**Your task:** Please report every line from the material that contains the word "Commercial".
>> START Data lines
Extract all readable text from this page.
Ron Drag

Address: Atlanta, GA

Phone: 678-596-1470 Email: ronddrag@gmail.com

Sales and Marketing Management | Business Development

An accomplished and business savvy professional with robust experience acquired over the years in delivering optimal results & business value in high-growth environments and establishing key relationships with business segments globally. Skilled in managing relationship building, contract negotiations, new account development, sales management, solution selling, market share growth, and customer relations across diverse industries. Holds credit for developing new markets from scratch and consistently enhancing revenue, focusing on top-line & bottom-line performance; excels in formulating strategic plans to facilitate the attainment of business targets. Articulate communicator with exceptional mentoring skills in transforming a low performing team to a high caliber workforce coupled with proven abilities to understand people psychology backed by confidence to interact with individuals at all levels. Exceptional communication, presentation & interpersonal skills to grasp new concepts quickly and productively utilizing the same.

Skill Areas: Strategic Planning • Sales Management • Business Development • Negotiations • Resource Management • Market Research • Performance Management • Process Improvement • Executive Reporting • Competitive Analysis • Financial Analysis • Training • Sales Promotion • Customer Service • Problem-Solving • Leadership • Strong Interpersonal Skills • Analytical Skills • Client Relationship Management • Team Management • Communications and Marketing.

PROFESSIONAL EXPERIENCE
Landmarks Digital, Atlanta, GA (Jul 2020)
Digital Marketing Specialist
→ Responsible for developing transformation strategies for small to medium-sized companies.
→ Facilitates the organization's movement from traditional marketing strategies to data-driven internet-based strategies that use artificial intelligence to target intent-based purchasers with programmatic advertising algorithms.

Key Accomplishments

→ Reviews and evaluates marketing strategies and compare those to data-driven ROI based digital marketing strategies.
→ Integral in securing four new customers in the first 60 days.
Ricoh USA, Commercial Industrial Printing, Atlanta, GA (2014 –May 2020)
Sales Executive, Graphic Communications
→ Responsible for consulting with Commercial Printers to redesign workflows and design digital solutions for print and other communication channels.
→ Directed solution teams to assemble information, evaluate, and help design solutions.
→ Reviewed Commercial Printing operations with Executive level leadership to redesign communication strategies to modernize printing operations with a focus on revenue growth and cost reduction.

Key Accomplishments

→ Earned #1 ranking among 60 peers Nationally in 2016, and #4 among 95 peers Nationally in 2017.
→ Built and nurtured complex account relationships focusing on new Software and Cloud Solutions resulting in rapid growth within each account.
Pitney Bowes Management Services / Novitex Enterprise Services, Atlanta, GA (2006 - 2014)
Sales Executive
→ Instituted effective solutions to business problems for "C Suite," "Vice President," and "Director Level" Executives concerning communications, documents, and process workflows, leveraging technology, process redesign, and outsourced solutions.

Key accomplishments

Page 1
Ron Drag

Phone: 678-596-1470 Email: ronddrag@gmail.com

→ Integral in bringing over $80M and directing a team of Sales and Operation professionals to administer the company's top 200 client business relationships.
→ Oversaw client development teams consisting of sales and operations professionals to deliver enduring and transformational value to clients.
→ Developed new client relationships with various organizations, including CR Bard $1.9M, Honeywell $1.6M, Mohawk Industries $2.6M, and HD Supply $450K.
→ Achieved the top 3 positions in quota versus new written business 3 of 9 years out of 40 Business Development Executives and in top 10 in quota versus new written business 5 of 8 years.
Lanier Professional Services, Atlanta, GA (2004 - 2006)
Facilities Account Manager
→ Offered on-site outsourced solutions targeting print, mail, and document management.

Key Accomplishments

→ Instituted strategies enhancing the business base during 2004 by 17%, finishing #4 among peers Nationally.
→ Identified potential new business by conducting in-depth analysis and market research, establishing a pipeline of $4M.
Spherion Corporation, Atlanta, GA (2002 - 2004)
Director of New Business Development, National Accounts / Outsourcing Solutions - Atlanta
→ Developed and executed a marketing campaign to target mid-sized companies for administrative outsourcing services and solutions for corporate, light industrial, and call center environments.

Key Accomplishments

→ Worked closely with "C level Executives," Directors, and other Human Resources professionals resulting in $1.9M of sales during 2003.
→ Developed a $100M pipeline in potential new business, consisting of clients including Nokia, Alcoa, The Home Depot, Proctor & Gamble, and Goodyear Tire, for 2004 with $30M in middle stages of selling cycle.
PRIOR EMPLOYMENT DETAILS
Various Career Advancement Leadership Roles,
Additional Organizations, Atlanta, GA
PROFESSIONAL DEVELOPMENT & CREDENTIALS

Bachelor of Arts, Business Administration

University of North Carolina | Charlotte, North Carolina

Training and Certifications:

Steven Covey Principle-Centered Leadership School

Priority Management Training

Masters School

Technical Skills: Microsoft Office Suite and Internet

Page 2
>> END Data lines
>> START Data lines
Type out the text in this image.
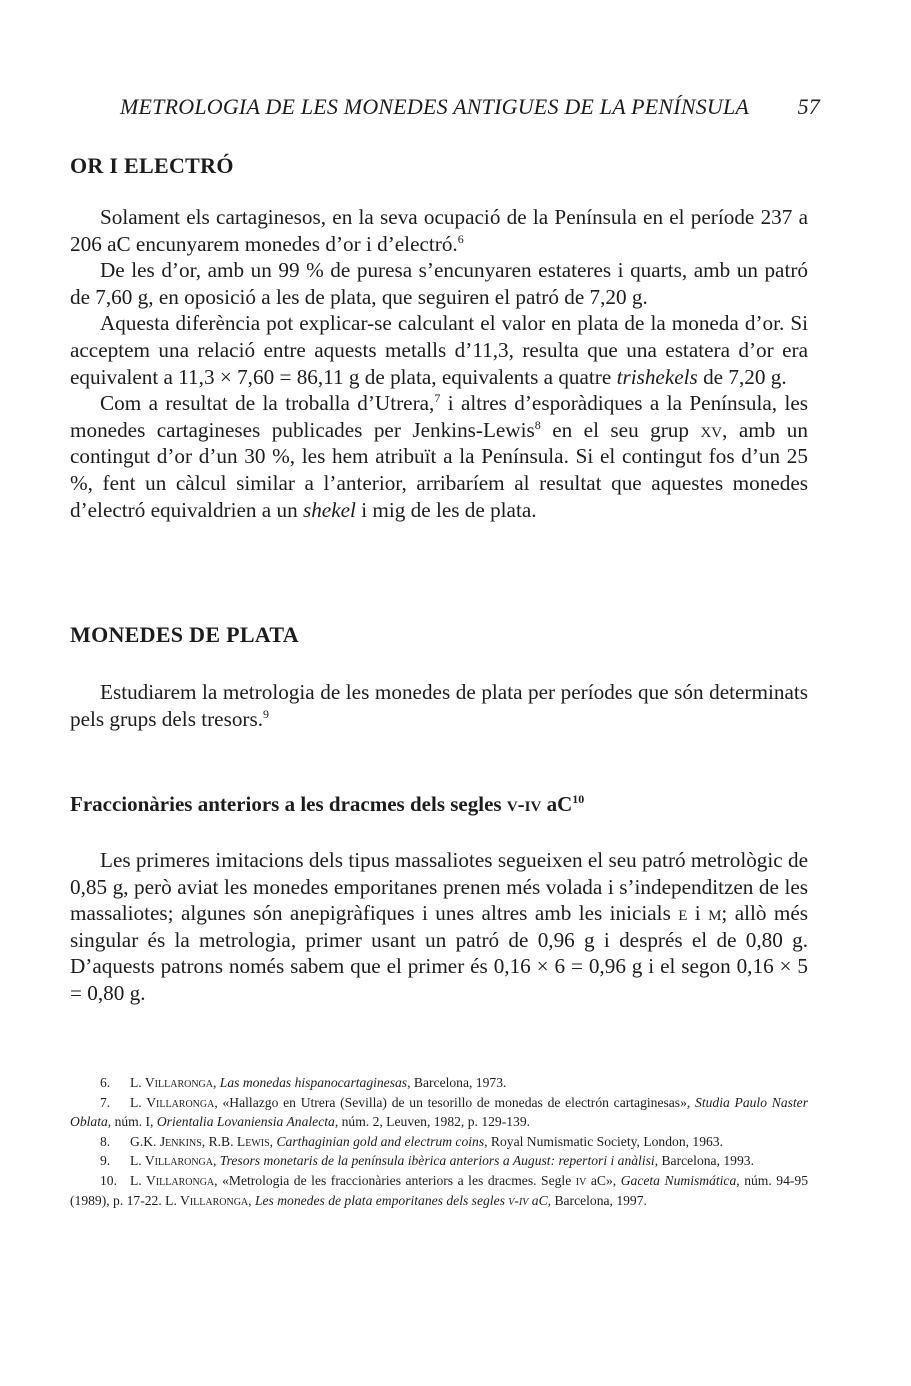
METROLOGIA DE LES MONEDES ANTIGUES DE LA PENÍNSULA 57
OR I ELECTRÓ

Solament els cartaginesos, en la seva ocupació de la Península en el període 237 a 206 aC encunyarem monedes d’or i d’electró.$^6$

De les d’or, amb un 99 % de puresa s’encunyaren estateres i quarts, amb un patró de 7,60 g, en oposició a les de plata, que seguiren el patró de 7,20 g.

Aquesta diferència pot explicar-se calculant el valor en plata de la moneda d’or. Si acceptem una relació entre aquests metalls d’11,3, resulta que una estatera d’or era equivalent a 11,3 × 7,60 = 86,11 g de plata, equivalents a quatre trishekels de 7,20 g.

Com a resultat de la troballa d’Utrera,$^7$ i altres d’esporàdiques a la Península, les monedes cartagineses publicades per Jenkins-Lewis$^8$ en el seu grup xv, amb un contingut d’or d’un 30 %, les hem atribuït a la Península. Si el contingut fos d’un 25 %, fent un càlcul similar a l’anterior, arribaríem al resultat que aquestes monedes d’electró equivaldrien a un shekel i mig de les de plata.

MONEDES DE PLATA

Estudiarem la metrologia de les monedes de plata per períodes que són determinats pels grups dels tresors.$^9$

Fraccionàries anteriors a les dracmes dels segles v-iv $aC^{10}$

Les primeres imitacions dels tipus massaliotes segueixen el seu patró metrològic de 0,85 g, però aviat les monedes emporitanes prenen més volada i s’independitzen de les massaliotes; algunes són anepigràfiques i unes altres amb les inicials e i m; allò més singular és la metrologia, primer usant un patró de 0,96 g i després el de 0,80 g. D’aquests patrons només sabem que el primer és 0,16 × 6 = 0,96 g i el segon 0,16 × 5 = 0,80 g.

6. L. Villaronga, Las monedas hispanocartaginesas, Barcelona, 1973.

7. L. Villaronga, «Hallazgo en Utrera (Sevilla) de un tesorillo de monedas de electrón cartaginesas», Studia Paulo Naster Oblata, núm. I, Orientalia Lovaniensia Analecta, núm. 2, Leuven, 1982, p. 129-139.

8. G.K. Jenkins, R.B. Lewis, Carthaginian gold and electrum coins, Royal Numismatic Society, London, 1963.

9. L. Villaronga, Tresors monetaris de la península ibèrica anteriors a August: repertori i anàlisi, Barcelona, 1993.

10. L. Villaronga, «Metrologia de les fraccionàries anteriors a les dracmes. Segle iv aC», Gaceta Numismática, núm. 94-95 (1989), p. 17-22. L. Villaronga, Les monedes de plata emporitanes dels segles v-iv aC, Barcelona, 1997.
>> END Data lines
**Solution to this task:**
Ricoh USA, Commercial Industrial Printing, Atlanta, GA (2014 –May 2020)
→ Responsible for consulting with Commercial Printers to redesign workflows and design digital solutions for print and other communication channels.
→ Reviewed Commercial Printing operations with Executive level leadership to redesign communication strategies to modernize printing operations with a focus on revenue growth and cost reduction.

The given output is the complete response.